** start ENTRIES **
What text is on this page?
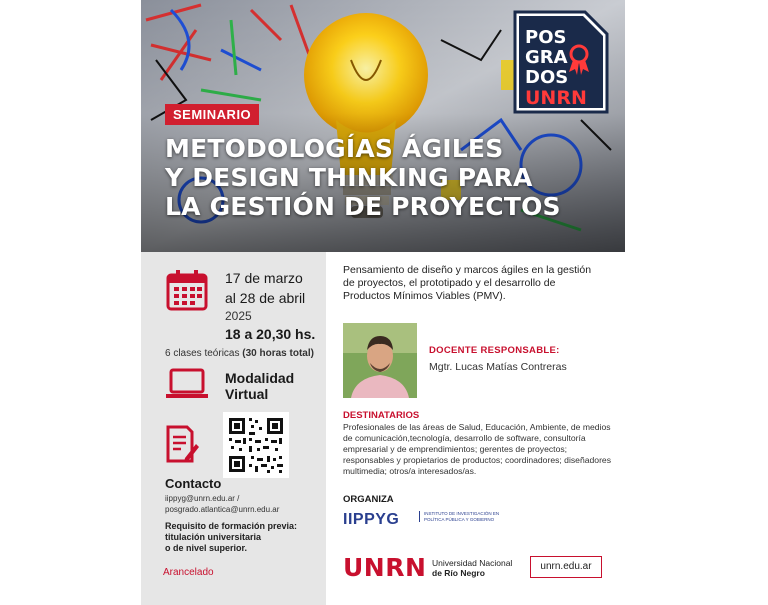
POS
GRA
DOS
UNRN
SEMINARIO
METODOLOGÍAS ÁGILES
Y DESIGN THINKING PARA
LA GESTIÓN DE PROYECTOS
17 de marzo
al 28 de abril
2025
18 a 20,30 hs.
6 clases teóricas (30 horas total)
Modalidad
Virtual
Contacto
iippyg@unrn.edu.ar /
posgrado.atlantica@unrn.edu.ar
Requisito de formación previa:
titulación universitaria
o de nivel superior.
Arancelado
Pensamiento de diseño y marcos ágiles en la gestión de proyectos, el prototipado y el desarrollo de Productos Mínimos Viables (PMV).
DOCENTE RESPONSABLE:
Mgtr. Lucas Matías Contreras
DESTINATARIOS
Profesionales de las áreas de Salud, Educación, Ambiente, de medios de comunicación,tecnología, desarrollo de software, consultoría empresarial y de emprendimientos; gerentes de proyectos; responsables y propietarios de productos; coordinadores; diseñadores multimedia; otros/a interesados/as.
ORGANIZA
IIPPYG	INSTITUTO DE INVESTIGACIÓN EN POLÍTICA PÚBLICA Y GOBIERNO
UNRN Universidad Nacional
de Río Negro
unrn.edu.ar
** end ENTRIES **
_EXERCISE DETAILS_.
Scan the data above and copy every line with "desarrollo" in it.

_EXERCISE SOLUTION_.
Pensamiento de diseño y marcos ágiles en la gestión de proyectos, el prototipado y el desarrollo de Productos Mínimos Viables (PMV).
Profesionales de las áreas de Salud, Educación, Ambiente, de medios de comunicación,tecnología, desarrollo de software, consultoría empresarial y de emprendimientos; gerentes de proyectos; responsables y propietarios de productos; coordinadores; diseñadores multimedia; otros/a interesados/as.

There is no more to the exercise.